WORK REQUIRED ::
Identify the lines holding "JSON" and copy them.

-------- DATA LINES

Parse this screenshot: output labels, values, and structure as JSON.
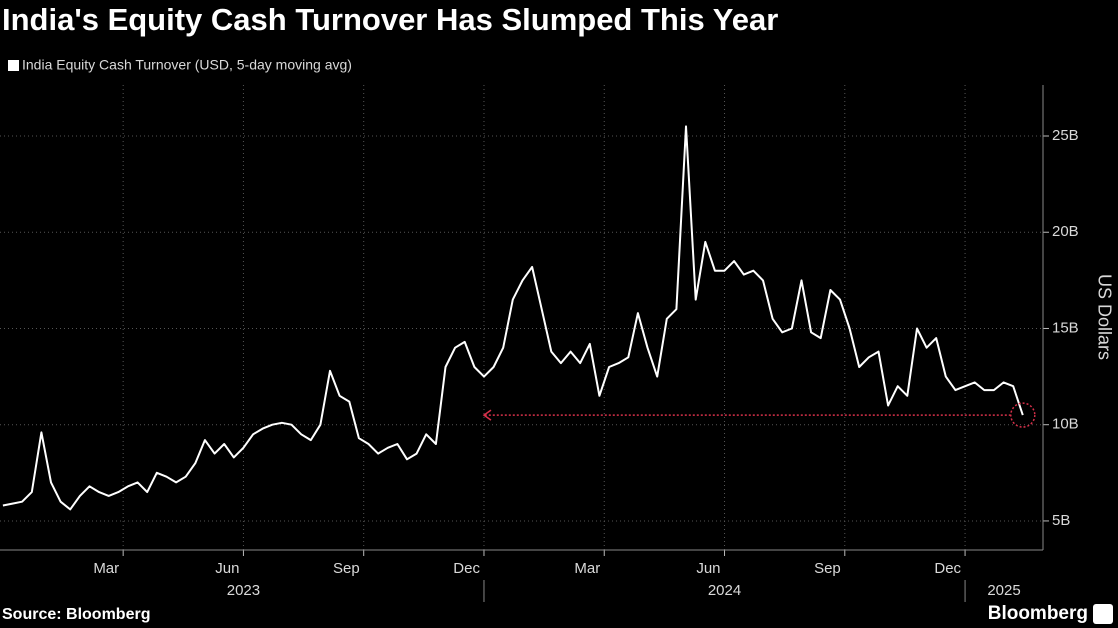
{
  "chart_data": {
    "type": "line",
    "title": "India's Equity Cash Turnover Has Slumped This Year",
    "y_label": "US Dollars",
    "source": "Source: Bloomberg",
    "brand": "Bloomberg",
    "background": "#000000",
    "grid": true,
    "x": [
      2023.0,
      2023.02,
      2023.04,
      2023.06,
      2023.08,
      2023.1,
      2023.12,
      2023.14,
      2023.16,
      2023.18,
      2023.2,
      2023.22,
      2023.24,
      2023.26,
      2023.28,
      2023.3,
      2023.32,
      2023.34,
      2023.36,
      2023.38,
      2023.4,
      2023.42,
      2023.44,
      2023.46,
      2023.48,
      2023.5,
      2023.52,
      2023.54,
      2023.56,
      2023.58,
      2023.6,
      2023.62,
      2023.64,
      2023.66,
      2023.68,
      2023.7,
      2023.72,
      2023.74,
      2023.76,
      2023.78,
      2023.8,
      2023.82,
      2023.84,
      2023.86,
      2023.88,
      2023.9,
      2023.92,
      2023.94,
      2023.96,
      2023.98,
      2024.0,
      2024.02,
      2024.04,
      2024.06,
      2024.08,
      2024.1,
      2024.12,
      2024.14,
      2024.16,
      2024.18,
      2024.2,
      2024.22,
      2024.24,
      2024.26,
      2024.28,
      2024.3,
      2024.32,
      2024.34,
      2024.36,
      2024.38,
      2024.4,
      2024.42,
      2024.44,
      2024.46,
      2024.48,
      2024.5,
      2024.52,
      2024.54,
      2024.56,
      2024.58,
      2024.6,
      2024.62,
      2024.64,
      2024.66,
      2024.68,
      2024.7,
      2024.72,
      2024.74,
      2024.76,
      2024.78,
      2024.8,
      2024.82,
      2024.84,
      2024.86,
      2024.88,
      2024.9,
      2024.92,
      2024.94,
      2024.96,
      2024.98,
      2025.0,
      2025.02,
      2025.04,
      2025.06,
      2025.08,
      2025.1,
      2025.12
    ],
    "series": [
      {
        "name": "India Equity Cash Turnover (USD, 5-day moving avg)",
        "color": "#ffffff",
        "values": [
          5.8,
          5.9,
          6.0,
          6.5,
          9.6,
          7.0,
          6.0,
          5.6,
          6.3,
          6.8,
          6.5,
          6.3,
          6.5,
          6.8,
          7.0,
          6.5,
          7.5,
          7.3,
          7.0,
          7.3,
          8.0,
          9.2,
          8.5,
          9.0,
          8.3,
          8.8,
          9.5,
          9.8,
          10.0,
          10.1,
          10.0,
          9.5,
          9.2,
          10.0,
          12.8,
          11.5,
          11.2,
          9.3,
          9.0,
          8.5,
          8.8,
          9.0,
          8.2,
          8.5,
          9.5,
          9.0,
          13.0,
          14.0,
          14.3,
          13.0,
          12.5,
          13.0,
          14.0,
          16.5,
          17.5,
          18.2,
          16.0,
          13.8,
          13.2,
          13.8,
          13.2,
          14.2,
          11.5,
          13.0,
          13.2,
          13.5,
          15.8,
          14.0,
          12.5,
          15.5,
          16.0,
          25.5,
          16.5,
          19.5,
          18.0,
          18.0,
          18.5,
          17.8,
          18.0,
          17.5,
          15.5,
          14.8,
          15.0,
          17.5,
          14.8,
          14.5,
          17.0,
          16.5,
          15.0,
          13.0,
          13.5,
          13.8,
          11.0,
          12.0,
          11.5,
          15.0,
          14.0,
          14.5,
          12.5,
          11.8,
          12.0,
          12.2,
          11.8,
          11.8,
          12.2,
          12.0,
          10.5
        ]
      }
    ],
    "xlim": [
      2022.994,
      2025.162
    ],
    "xticks": [
      {
        "value": 2023.25,
        "label": "Mar"
      },
      {
        "value": 2023.5,
        "label": "Jun"
      },
      {
        "value": 2023.75,
        "label": "Sep"
      },
      {
        "value": 2024,
        "label": "Dec"
      },
      {
        "value": 2024.25,
        "label": "Mar"
      },
      {
        "value": 2024.5,
        "label": "Jun"
      },
      {
        "value": 2024.75,
        "label": "Sep"
      },
      {
        "value": 2025,
        "label": "Dec"
      }
    ],
    "xgroups": [
      {
        "value": 2023,
        "label": "2023"
      },
      {
        "value": 2024,
        "label": "2024"
      },
      {
        "value": 2025,
        "label": "2025"
      }
    ],
    "ylim": [
      3.49,
      27.65
    ],
    "yticks": [
      {
        "value": 5,
        "label": "5B"
      },
      {
        "value": 10,
        "label": "10B"
      },
      {
        "value": 15,
        "label": "15B"
      },
      {
        "value": 20,
        "label": "20B"
      },
      {
        "value": 25,
        "label": "25B"
      }
    ],
    "annotation_arrow": {
      "to_x": 2024.0,
      "color": "#d6304a"
    }
  }
}
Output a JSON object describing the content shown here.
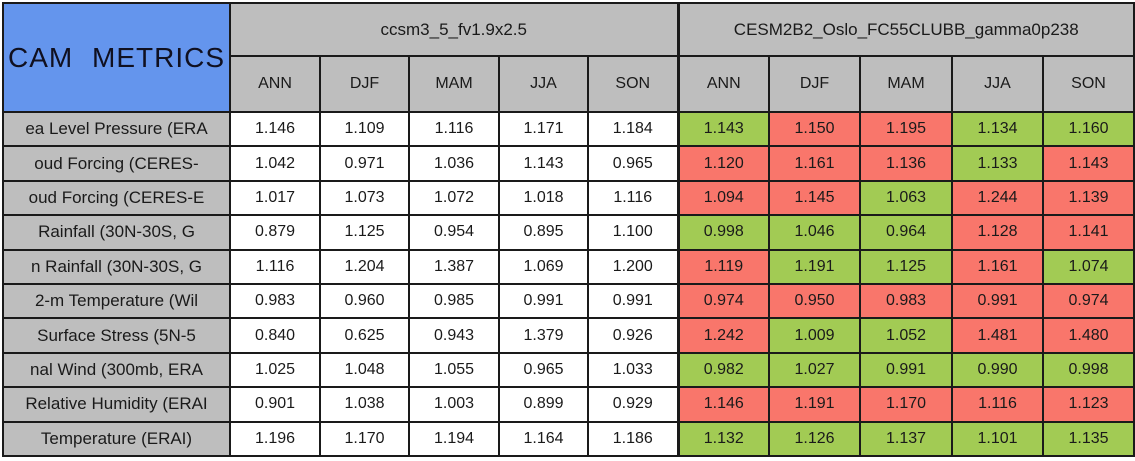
{
  "colors": {
    "corner_bg": "#6495ED",
    "header_bg": "#BEBEBE",
    "better_bg": "#A2CB54",
    "worse_bg": "#F9766B",
    "neutral_bg": "#FFFFFF",
    "border": "#1A1A1A"
  },
  "chart_data": {
    "type": "table",
    "title": "CAM METRICS",
    "column_groups": [
      "ccsm3_5_fv1.9x2.5",
      "CESM2B2_Oslo_FC55CLUBB_gamma0p238"
    ],
    "seasons": [
      "ANN",
      "DJF",
      "MAM",
      "JJA",
      "SON"
    ],
    "legend_note_colors": {
      "better": "green",
      "worse": "red"
    },
    "rows": [
      {
        "label": "ea Level Pressure (ERA",
        "model1": [
          "1.146",
          "1.109",
          "1.116",
          "1.171",
          "1.184"
        ],
        "model2": [
          "1.143",
          "1.150",
          "1.195",
          "1.134",
          "1.160"
        ],
        "model2_status": [
          "better",
          "worse",
          "worse",
          "better",
          "better"
        ]
      },
      {
        "label": "oud Forcing (CERES-",
        "model1": [
          "1.042",
          "0.971",
          "1.036",
          "1.143",
          "0.965"
        ],
        "model2": [
          "1.120",
          "1.161",
          "1.136",
          "1.133",
          "1.143"
        ],
        "model2_status": [
          "worse",
          "worse",
          "worse",
          "better",
          "worse"
        ]
      },
      {
        "label": "oud Forcing (CERES-E",
        "model1": [
          "1.017",
          "1.073",
          "1.072",
          "1.018",
          "1.116"
        ],
        "model2": [
          "1.094",
          "1.145",
          "1.063",
          "1.244",
          "1.139"
        ],
        "model2_status": [
          "worse",
          "worse",
          "better",
          "worse",
          "worse"
        ]
      },
      {
        "label": "Rainfall (30N-30S, G",
        "model1": [
          "0.879",
          "1.125",
          "0.954",
          "0.895",
          "1.100"
        ],
        "model2": [
          "0.998",
          "1.046",
          "0.964",
          "1.128",
          "1.141"
        ],
        "model2_status": [
          "better",
          "better",
          "better",
          "worse",
          "worse"
        ]
      },
      {
        "label": "n Rainfall (30N-30S, G",
        "model1": [
          "1.116",
          "1.204",
          "1.387",
          "1.069",
          "1.200"
        ],
        "model2": [
          "1.119",
          "1.191",
          "1.125",
          "1.161",
          "1.074"
        ],
        "model2_status": [
          "worse",
          "better",
          "better",
          "worse",
          "better"
        ]
      },
      {
        "label": "2-m Temperature (Wil",
        "model1": [
          "0.983",
          "0.960",
          "0.985",
          "0.991",
          "0.991"
        ],
        "model2": [
          "0.974",
          "0.950",
          "0.983",
          "0.991",
          "0.974"
        ],
        "model2_status": [
          "worse",
          "worse",
          "worse",
          "worse",
          "worse"
        ]
      },
      {
        "label": "Surface Stress (5N-5",
        "model1": [
          "0.840",
          "0.625",
          "0.943",
          "1.379",
          "0.926"
        ],
        "model2": [
          "1.242",
          "1.009",
          "1.052",
          "1.481",
          "1.480"
        ],
        "model2_status": [
          "worse",
          "better",
          "better",
          "worse",
          "worse"
        ]
      },
      {
        "label": "nal Wind (300mb, ERA",
        "model1": [
          "1.025",
          "1.048",
          "1.055",
          "0.965",
          "1.033"
        ],
        "model2": [
          "0.982",
          "1.027",
          "0.991",
          "0.990",
          "0.998"
        ],
        "model2_status": [
          "better",
          "better",
          "better",
          "better",
          "better"
        ]
      },
      {
        "label": "Relative Humidity (ERAI",
        "model1": [
          "0.901",
          "1.038",
          "1.003",
          "0.899",
          "0.929"
        ],
        "model2": [
          "1.146",
          "1.191",
          "1.170",
          "1.116",
          "1.123"
        ],
        "model2_status": [
          "worse",
          "worse",
          "worse",
          "worse",
          "worse"
        ]
      },
      {
        "label": "Temperature (ERAI)",
        "model1": [
          "1.196",
          "1.170",
          "1.194",
          "1.164",
          "1.186"
        ],
        "model2": [
          "1.132",
          "1.126",
          "1.137",
          "1.101",
          "1.135"
        ],
        "model2_status": [
          "better",
          "better",
          "better",
          "better",
          "better"
        ]
      }
    ]
  }
}
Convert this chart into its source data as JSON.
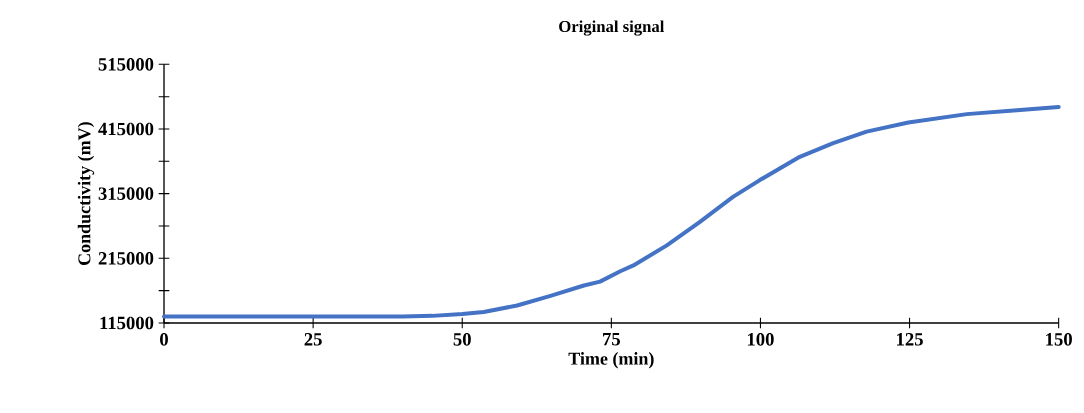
{
  "chart_data": {
    "type": "line",
    "title": "Original  signal",
    "xlabel": "Time (min)",
    "ylabel": "Conductivity  (mV)",
    "series": [
      {
        "color": "#4472c4",
        "x": [
          0,
          10,
          20,
          30,
          40,
          45,
          50,
          53.6,
          59.2,
          64.8,
          70.4,
          73.1,
          76.5,
          78.7,
          84.3,
          89.8,
          95.4,
          99.9,
          106.6,
          112.2,
          117.8,
          124.8,
          134.6,
          143,
          150
        ],
        "values": [
          125000,
          125000,
          125000,
          125000,
          125000,
          126000,
          129000,
          132000,
          142000,
          157000,
          173000,
          179000,
          195000,
          204000,
          235000,
          271000,
          310000,
          336000,
          372000,
          393000,
          411000,
          425000,
          438000,
          444000,
          449000
        ]
      }
    ],
    "xlim": [
      0,
      150
    ],
    "xticks": [
      0,
      25,
      50,
      75,
      100,
      125,
      150
    ],
    "ylim": [
      115000,
      515000
    ],
    "yticks": [
      115000,
      {
        "value": 165000,
        "label": null
      },
      215000,
      {
        "value": 265000,
        "label": null
      },
      315000,
      {
        "value": 365000,
        "label": null
      },
      415000,
      {
        "value": 465000,
        "label": null
      },
      515000
    ],
    "grid": false,
    "legend": false,
    "marker": "none",
    "line_style": "solid"
  }
}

----------------

ANSWER FOR THE TASK ::
Parse this screenshot: output labels, values, and structure as JSON.
Output a JSON object describing the content shown here.
Convert this chart into its source data as JSON.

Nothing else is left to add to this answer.